Challenge
Find and copy each line of the records where the string "Pipeline" shows up.

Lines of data
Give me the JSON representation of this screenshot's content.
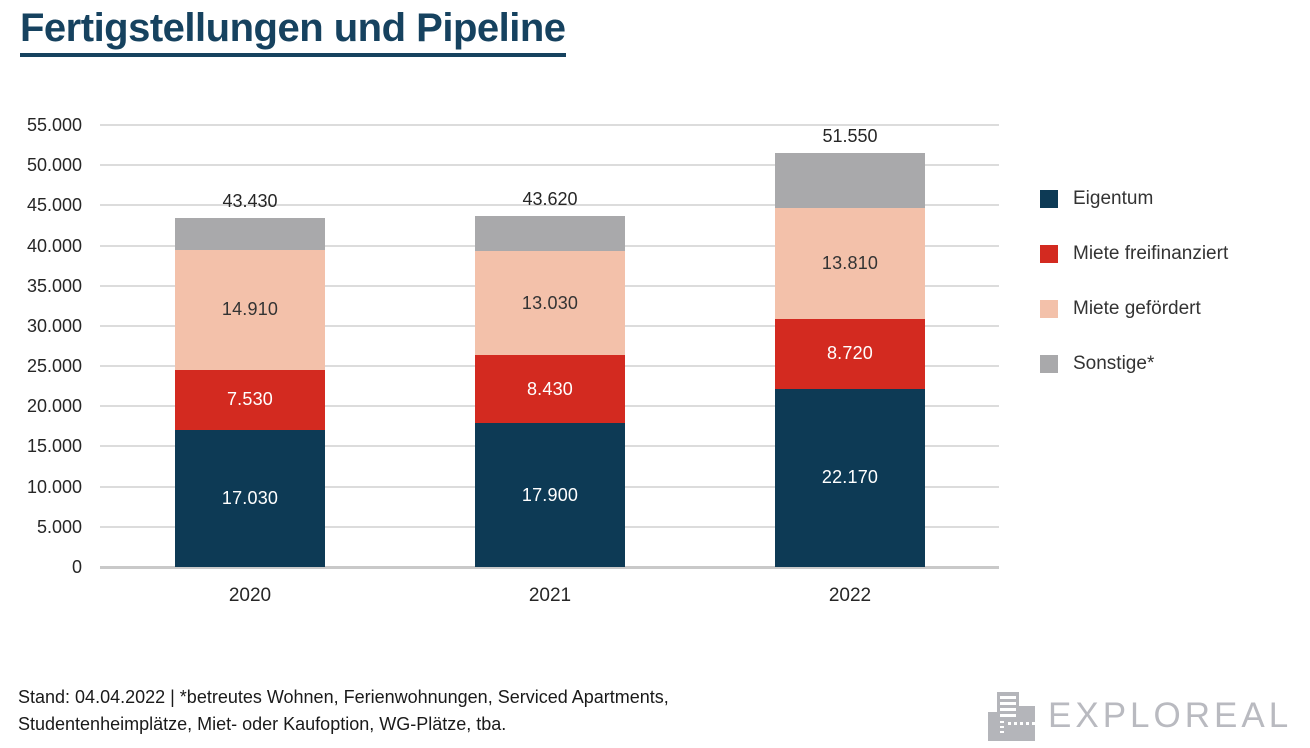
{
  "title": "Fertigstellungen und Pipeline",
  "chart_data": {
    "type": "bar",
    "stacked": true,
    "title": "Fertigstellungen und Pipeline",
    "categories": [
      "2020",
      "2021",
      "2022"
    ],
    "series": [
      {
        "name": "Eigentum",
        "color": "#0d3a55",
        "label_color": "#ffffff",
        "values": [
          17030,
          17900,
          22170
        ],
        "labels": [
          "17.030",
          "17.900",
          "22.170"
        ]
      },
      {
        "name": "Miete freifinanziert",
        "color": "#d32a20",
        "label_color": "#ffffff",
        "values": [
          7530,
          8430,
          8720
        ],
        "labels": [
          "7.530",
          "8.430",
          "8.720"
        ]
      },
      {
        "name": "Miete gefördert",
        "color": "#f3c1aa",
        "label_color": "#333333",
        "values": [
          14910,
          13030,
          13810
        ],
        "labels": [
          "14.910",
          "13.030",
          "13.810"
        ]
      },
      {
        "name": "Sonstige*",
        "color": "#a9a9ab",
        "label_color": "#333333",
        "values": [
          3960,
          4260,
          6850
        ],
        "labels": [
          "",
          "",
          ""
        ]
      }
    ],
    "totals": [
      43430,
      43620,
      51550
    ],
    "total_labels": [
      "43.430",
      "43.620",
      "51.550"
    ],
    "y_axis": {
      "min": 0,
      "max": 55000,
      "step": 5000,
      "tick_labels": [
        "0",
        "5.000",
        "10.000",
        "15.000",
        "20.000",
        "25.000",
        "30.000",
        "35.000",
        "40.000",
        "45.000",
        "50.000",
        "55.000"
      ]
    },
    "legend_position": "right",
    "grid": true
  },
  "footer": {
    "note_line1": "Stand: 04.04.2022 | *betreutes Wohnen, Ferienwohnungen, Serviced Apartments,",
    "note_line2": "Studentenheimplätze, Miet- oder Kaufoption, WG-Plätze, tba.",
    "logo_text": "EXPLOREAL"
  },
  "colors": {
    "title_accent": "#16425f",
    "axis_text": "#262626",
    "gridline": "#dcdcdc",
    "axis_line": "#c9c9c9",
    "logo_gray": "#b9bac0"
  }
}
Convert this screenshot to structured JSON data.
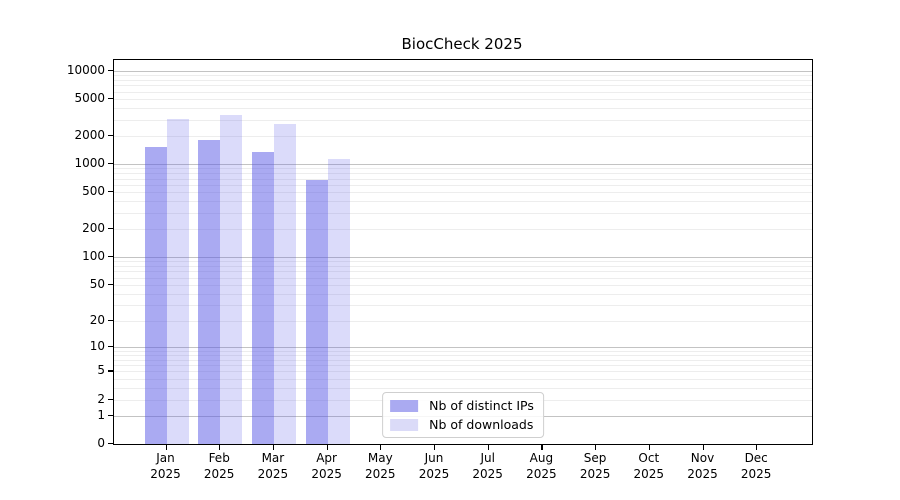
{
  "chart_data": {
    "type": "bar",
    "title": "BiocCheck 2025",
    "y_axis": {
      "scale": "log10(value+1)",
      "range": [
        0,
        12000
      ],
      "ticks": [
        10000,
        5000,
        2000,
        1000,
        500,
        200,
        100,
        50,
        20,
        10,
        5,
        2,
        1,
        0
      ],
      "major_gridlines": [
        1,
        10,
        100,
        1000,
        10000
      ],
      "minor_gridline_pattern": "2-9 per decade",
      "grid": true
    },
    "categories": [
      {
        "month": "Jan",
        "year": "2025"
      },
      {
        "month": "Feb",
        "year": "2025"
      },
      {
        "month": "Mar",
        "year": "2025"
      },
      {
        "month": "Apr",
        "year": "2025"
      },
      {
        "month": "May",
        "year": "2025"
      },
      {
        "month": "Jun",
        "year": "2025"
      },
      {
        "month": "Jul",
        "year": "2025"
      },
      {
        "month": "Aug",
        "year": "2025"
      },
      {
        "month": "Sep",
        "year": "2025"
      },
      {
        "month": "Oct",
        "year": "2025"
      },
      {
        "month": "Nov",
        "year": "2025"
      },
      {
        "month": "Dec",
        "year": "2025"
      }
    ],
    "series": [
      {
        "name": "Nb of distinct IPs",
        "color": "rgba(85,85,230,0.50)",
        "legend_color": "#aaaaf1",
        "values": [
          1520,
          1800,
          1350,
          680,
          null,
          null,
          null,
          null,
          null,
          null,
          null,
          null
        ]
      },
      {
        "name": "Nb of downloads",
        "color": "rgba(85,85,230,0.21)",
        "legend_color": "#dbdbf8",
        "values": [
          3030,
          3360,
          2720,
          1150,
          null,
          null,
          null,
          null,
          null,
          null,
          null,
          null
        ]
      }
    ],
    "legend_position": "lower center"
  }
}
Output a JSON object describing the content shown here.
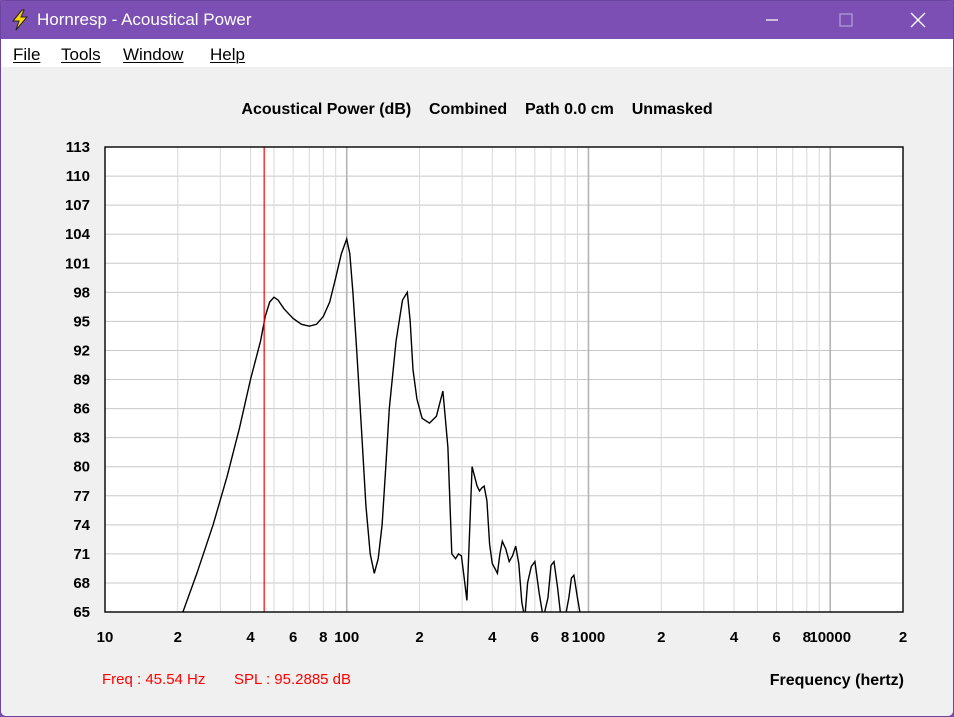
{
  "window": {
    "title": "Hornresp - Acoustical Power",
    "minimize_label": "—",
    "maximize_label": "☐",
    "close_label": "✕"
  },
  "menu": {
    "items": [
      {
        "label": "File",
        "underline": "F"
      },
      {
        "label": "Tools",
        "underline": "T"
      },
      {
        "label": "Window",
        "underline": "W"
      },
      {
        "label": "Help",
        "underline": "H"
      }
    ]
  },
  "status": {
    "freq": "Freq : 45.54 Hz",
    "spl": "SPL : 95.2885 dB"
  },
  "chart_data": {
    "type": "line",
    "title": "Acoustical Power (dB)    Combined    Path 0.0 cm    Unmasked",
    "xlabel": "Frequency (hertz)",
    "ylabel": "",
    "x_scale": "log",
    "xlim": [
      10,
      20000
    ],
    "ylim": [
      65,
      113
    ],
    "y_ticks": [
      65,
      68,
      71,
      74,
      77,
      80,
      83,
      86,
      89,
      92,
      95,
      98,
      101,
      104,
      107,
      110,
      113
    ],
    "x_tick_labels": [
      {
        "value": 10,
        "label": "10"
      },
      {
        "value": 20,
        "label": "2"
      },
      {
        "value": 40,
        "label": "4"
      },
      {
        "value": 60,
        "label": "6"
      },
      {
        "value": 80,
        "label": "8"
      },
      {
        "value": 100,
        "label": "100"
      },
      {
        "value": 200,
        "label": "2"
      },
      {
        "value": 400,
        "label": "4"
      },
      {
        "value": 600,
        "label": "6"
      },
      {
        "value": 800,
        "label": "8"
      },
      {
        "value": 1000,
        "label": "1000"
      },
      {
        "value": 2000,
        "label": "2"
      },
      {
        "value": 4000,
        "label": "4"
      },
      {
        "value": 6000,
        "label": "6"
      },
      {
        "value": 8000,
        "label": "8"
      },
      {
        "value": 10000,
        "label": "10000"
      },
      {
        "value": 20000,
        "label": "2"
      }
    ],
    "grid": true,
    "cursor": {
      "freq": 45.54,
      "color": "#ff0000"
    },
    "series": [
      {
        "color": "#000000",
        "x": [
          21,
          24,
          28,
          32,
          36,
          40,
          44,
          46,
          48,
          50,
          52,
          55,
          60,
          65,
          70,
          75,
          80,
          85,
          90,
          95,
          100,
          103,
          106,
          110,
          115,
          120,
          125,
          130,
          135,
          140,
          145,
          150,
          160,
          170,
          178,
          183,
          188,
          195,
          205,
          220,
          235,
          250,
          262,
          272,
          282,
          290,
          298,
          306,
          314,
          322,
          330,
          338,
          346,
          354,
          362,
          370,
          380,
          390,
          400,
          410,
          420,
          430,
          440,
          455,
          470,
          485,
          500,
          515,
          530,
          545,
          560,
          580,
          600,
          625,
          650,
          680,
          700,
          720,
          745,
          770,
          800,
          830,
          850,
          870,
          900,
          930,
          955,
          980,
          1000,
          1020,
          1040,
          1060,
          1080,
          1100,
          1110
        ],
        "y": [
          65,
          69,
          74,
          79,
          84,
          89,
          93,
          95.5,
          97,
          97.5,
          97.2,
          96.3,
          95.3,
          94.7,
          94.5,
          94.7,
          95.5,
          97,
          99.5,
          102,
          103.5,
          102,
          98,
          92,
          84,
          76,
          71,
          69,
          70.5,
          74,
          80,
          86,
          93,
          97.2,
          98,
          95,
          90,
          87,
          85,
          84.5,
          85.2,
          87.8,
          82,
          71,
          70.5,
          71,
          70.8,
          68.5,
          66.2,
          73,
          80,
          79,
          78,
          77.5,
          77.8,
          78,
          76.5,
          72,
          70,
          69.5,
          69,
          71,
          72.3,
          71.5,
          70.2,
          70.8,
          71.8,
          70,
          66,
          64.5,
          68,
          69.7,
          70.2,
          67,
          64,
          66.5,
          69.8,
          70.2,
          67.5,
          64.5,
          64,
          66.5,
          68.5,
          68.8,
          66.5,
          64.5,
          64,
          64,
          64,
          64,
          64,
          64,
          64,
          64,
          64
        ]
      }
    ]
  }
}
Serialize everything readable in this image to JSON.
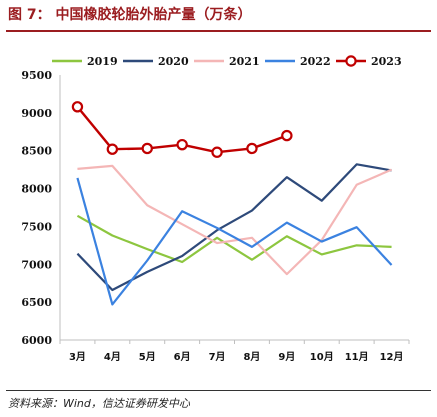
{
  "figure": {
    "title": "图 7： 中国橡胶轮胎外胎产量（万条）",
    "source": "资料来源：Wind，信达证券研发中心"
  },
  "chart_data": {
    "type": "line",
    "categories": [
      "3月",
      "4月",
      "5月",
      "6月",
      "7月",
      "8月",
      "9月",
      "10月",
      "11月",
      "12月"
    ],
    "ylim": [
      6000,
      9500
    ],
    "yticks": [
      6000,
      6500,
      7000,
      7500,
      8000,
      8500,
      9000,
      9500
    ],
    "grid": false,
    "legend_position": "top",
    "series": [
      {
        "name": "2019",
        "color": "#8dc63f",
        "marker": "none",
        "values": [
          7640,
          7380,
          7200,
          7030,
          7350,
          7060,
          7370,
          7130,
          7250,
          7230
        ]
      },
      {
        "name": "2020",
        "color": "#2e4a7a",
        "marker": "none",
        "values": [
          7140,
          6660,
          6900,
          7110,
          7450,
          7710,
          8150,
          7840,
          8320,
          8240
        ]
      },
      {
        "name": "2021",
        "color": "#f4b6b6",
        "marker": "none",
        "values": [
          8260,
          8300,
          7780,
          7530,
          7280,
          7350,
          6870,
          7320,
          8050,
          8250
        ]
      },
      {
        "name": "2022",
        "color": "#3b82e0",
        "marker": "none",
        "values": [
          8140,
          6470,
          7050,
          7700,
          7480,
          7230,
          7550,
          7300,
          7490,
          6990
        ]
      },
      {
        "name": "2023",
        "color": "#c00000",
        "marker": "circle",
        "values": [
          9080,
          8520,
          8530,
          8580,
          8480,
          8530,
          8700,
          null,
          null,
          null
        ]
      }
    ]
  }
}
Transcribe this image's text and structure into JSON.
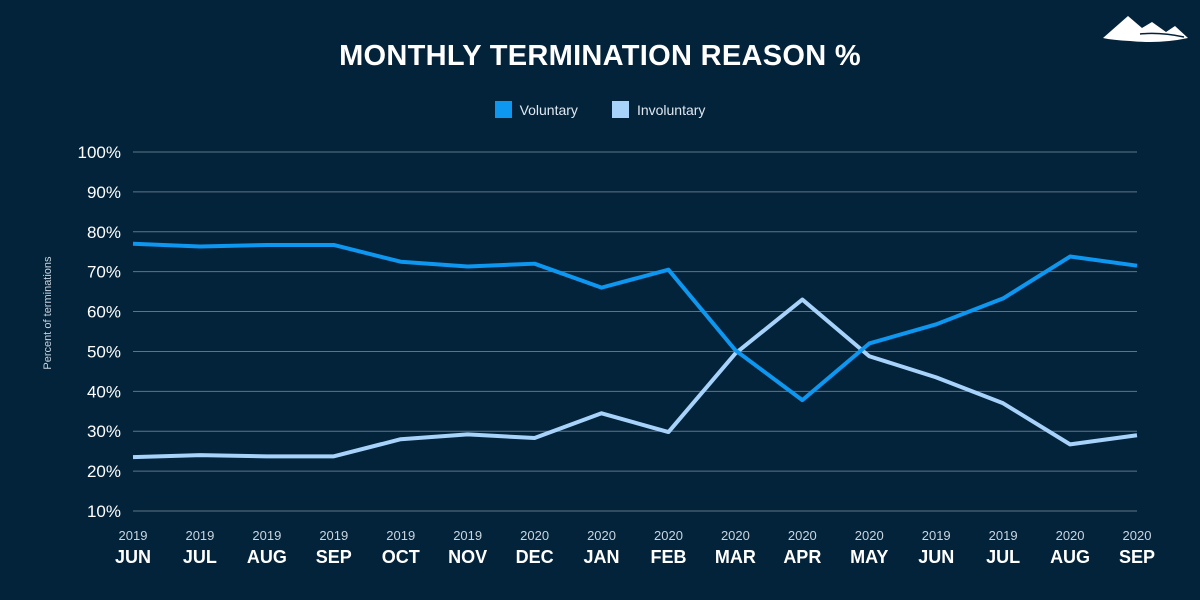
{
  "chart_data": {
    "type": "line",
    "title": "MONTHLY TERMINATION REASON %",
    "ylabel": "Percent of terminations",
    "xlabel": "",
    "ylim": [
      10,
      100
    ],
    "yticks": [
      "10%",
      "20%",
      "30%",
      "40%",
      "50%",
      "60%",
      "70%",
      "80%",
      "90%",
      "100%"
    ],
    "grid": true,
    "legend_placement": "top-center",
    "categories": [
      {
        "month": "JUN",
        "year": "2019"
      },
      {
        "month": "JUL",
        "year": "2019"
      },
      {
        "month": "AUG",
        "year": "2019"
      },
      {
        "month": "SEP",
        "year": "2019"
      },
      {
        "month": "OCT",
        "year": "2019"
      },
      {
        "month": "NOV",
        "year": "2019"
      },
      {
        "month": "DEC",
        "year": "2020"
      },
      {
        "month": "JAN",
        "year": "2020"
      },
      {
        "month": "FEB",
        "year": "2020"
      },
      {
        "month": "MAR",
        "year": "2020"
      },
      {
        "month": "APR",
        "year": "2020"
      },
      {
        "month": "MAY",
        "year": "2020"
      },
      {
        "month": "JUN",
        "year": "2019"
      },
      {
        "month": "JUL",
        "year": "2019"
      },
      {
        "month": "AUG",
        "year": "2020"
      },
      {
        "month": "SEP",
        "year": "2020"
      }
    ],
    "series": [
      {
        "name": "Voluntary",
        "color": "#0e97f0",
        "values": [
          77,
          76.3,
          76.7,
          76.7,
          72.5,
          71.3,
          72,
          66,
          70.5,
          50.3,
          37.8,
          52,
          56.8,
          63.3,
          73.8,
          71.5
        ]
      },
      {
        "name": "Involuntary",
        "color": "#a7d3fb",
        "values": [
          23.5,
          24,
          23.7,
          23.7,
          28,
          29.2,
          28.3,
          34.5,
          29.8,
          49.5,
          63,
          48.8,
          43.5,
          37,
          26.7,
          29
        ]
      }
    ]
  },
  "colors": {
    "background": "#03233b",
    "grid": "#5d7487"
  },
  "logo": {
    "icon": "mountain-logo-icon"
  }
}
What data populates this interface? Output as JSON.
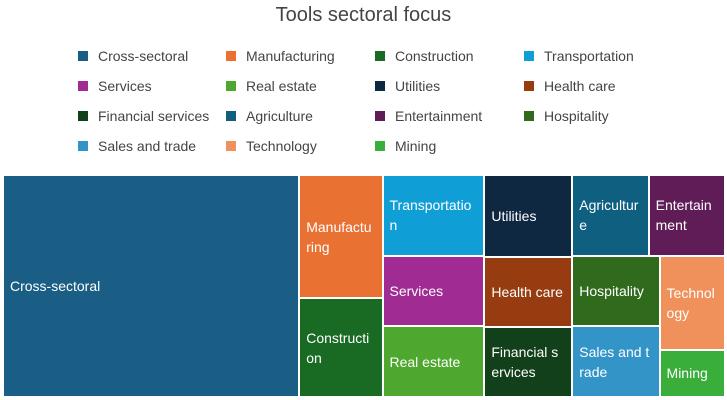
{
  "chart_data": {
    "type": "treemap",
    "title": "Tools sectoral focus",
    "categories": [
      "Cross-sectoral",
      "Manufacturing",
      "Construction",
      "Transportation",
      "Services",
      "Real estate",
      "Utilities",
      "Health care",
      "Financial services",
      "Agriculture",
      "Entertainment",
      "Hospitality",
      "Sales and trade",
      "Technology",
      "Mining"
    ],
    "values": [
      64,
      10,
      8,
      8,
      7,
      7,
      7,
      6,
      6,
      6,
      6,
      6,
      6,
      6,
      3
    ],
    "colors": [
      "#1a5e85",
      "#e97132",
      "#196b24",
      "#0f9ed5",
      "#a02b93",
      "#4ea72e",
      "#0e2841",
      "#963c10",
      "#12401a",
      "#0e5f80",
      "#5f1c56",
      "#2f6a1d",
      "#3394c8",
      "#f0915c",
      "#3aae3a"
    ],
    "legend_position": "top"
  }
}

Full output
  "title": "Fertigstellungen und Pipeline",
    "title": "Fertigstellungen und Pipeline",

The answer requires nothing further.